[Data for this task start]

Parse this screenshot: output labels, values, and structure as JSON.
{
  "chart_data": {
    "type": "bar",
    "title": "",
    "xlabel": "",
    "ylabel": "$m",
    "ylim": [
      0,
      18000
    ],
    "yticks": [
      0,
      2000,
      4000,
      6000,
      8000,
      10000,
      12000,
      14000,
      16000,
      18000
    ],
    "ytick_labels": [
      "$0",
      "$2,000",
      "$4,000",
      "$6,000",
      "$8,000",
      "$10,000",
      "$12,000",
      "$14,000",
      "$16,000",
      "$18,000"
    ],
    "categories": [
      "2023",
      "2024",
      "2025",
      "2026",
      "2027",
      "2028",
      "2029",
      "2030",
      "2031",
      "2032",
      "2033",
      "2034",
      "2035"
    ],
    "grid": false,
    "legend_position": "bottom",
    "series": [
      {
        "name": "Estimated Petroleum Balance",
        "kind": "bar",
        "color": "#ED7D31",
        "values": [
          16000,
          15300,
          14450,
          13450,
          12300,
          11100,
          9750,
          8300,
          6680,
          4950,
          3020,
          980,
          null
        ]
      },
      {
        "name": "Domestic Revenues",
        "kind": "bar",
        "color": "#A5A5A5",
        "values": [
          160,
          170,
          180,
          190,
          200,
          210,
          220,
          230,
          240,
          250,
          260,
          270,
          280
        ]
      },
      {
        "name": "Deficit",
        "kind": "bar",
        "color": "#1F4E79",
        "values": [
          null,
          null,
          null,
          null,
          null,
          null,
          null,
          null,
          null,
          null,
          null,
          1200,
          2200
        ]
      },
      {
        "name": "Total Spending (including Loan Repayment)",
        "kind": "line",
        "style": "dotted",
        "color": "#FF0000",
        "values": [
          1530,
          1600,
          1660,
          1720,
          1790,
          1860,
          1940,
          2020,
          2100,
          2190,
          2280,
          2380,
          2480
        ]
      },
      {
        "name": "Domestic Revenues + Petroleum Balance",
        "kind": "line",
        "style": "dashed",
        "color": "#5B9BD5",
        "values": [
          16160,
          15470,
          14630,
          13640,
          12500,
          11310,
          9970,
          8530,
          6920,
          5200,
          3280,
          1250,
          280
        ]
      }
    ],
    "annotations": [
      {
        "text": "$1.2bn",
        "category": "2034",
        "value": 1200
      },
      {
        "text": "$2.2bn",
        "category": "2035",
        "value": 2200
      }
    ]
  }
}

[Data for this task end]
[Data for this task start]

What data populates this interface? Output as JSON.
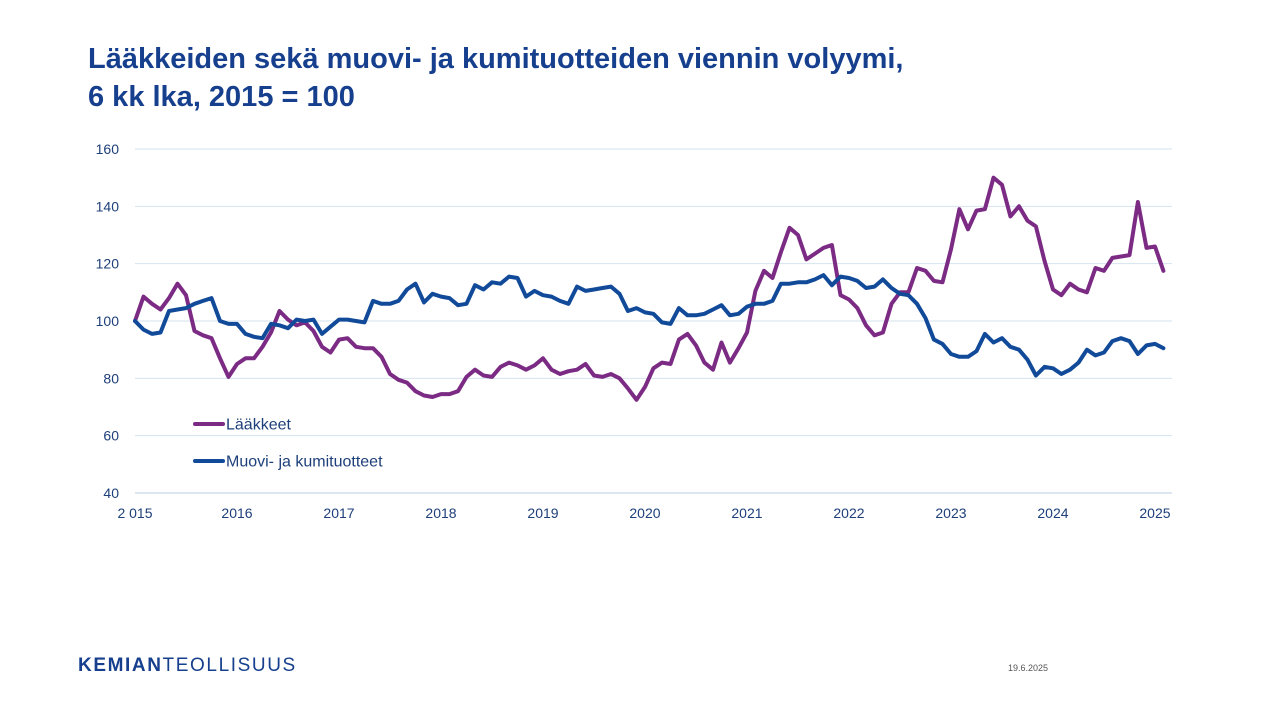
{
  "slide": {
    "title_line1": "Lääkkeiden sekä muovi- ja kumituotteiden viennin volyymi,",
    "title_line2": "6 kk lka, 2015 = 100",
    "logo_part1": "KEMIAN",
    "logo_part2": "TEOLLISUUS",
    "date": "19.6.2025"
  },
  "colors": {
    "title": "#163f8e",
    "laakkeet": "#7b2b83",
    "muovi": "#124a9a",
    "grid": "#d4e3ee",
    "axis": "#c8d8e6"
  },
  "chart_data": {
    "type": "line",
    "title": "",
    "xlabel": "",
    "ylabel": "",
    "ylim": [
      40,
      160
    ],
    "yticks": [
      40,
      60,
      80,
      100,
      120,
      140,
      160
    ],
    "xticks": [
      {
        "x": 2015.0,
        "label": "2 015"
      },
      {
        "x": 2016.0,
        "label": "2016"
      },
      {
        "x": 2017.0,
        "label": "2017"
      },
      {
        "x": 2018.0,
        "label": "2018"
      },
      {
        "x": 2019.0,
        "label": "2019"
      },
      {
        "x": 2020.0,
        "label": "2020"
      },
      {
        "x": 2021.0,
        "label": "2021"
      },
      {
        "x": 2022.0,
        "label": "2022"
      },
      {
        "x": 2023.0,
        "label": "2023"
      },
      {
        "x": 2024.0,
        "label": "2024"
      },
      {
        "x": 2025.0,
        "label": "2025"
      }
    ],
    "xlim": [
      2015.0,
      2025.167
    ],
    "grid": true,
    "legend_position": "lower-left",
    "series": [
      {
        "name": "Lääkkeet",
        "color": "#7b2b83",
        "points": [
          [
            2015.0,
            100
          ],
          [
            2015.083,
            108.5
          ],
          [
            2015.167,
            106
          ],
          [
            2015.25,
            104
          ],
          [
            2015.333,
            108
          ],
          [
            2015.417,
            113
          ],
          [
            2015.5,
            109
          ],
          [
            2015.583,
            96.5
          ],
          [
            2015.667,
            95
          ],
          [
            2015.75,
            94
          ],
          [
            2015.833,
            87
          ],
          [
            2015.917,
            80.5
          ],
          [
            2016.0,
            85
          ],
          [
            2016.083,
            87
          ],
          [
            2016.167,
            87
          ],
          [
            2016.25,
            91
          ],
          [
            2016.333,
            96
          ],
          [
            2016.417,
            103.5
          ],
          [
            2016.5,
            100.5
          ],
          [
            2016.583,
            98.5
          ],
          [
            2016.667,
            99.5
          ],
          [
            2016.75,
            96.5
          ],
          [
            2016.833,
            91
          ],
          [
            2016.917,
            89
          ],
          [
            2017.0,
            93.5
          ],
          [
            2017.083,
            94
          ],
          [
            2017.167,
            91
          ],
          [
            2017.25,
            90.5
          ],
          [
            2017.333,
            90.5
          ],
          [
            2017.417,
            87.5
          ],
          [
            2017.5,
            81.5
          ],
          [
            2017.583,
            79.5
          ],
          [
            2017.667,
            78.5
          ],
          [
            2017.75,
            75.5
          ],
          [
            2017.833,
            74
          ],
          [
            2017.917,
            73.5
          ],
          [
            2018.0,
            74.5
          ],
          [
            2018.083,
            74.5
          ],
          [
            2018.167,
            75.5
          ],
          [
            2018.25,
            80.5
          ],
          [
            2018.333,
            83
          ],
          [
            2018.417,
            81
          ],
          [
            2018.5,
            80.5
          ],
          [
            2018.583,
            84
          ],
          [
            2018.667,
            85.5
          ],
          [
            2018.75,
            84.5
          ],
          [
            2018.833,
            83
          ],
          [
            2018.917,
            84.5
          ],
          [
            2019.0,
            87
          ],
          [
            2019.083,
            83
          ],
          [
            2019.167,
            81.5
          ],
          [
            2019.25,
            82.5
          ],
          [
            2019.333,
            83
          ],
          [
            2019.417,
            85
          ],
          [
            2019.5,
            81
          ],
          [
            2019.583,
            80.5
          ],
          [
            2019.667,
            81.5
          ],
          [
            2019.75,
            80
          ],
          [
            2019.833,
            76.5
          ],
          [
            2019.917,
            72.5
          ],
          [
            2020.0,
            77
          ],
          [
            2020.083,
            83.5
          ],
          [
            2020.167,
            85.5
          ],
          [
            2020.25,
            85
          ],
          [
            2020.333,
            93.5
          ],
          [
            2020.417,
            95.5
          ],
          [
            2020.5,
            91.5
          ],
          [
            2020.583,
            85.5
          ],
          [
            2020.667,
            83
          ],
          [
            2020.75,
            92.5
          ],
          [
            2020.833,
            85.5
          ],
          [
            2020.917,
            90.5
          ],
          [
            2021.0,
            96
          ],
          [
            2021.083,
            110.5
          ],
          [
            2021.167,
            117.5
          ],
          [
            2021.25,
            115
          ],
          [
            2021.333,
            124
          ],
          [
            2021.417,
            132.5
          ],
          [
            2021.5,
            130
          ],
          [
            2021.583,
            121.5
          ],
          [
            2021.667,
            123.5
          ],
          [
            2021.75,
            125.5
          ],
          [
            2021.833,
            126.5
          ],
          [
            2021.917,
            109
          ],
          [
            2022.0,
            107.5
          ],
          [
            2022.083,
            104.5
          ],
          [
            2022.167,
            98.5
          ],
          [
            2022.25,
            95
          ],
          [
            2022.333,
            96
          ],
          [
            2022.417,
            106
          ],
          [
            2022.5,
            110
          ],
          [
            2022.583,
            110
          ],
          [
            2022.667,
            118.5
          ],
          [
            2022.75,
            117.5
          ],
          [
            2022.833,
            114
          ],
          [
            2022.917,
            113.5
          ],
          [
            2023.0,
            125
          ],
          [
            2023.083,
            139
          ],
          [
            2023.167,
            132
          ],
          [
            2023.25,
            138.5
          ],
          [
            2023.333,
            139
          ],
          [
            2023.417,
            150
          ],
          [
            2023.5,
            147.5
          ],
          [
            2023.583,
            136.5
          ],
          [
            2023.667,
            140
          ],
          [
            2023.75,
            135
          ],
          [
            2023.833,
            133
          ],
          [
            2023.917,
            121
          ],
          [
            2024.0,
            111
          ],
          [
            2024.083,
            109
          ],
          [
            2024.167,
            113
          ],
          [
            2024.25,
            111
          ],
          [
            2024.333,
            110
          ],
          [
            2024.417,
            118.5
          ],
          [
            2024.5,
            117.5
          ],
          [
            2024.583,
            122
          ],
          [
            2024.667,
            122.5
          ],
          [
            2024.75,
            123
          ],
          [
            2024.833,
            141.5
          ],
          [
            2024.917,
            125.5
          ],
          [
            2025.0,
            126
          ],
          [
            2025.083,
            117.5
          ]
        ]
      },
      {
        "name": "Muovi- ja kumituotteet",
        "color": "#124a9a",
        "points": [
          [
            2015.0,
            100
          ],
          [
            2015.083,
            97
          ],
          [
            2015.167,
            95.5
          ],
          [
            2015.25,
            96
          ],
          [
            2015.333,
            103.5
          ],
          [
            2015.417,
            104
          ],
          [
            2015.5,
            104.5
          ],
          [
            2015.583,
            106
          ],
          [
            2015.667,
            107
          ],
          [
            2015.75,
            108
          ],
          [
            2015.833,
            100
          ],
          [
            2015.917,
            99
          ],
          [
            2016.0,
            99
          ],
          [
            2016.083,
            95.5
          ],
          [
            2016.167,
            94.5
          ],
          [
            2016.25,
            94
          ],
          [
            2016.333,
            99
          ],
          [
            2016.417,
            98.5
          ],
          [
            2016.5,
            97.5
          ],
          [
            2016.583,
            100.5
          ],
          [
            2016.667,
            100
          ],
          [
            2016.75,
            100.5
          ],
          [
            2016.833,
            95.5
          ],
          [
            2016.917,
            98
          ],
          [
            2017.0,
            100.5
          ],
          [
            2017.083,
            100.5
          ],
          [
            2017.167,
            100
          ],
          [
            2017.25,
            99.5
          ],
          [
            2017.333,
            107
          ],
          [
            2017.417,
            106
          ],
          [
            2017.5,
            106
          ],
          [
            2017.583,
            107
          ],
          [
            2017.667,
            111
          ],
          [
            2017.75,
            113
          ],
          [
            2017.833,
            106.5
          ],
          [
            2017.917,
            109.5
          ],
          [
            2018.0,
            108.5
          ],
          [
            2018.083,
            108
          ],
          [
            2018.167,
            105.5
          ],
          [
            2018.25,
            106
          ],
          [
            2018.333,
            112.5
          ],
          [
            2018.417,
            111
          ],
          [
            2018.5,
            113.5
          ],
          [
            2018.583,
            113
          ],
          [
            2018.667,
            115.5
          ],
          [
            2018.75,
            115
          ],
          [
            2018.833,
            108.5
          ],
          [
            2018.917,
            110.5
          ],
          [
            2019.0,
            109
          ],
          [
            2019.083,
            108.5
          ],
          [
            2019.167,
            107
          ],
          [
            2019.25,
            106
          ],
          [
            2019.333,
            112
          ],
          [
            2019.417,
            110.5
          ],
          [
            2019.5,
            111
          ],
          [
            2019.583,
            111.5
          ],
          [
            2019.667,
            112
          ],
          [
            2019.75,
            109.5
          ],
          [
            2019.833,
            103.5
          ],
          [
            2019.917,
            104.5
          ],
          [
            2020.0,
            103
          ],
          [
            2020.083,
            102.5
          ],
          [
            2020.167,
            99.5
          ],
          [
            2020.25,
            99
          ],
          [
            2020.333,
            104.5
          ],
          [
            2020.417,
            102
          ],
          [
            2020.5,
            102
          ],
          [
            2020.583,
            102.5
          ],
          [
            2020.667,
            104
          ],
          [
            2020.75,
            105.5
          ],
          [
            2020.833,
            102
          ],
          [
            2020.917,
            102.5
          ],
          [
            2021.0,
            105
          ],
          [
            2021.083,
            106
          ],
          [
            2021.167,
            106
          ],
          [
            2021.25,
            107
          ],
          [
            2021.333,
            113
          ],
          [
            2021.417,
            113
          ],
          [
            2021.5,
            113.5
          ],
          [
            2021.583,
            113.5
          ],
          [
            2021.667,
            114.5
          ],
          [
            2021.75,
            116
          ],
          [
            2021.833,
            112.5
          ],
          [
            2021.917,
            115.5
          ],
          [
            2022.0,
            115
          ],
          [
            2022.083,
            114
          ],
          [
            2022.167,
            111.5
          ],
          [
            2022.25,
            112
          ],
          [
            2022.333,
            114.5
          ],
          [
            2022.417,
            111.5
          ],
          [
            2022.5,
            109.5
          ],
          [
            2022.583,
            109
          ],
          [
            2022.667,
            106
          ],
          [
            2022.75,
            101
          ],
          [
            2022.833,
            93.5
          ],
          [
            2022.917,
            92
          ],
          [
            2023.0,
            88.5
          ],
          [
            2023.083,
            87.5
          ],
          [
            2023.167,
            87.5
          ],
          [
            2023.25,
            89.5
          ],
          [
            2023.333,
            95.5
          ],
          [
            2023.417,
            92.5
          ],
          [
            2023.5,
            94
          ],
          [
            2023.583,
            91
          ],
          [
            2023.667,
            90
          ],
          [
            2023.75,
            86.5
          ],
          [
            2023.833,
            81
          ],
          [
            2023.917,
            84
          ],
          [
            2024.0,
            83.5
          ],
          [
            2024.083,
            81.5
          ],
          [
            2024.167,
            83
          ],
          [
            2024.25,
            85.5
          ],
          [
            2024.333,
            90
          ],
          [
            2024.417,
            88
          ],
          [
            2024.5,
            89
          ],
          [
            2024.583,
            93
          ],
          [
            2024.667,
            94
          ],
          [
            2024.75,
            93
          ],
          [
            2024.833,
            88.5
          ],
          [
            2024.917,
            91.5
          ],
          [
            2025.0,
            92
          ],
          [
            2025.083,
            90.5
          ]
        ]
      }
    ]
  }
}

[Data for this task end]
[Data for this task start]

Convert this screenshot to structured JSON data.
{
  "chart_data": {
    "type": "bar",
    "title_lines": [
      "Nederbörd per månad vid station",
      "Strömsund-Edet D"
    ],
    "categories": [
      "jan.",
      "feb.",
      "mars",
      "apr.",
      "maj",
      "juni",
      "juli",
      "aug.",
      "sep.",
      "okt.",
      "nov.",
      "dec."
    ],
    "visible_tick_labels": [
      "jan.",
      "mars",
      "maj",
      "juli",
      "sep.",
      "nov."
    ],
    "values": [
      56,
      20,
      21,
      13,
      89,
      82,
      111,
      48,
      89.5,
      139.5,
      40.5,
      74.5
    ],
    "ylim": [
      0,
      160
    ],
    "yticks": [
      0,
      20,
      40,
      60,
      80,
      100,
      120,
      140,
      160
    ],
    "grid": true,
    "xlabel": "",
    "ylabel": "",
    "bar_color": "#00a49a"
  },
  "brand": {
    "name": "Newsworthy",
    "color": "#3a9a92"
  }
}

[Data for this task end]

Stated problem: Which lines include the word "Domestic"? Copy every one of them.

Problem solution:
        "name": "Domestic Revenues",
        "name": "Domestic Revenues + Petroleum Balance",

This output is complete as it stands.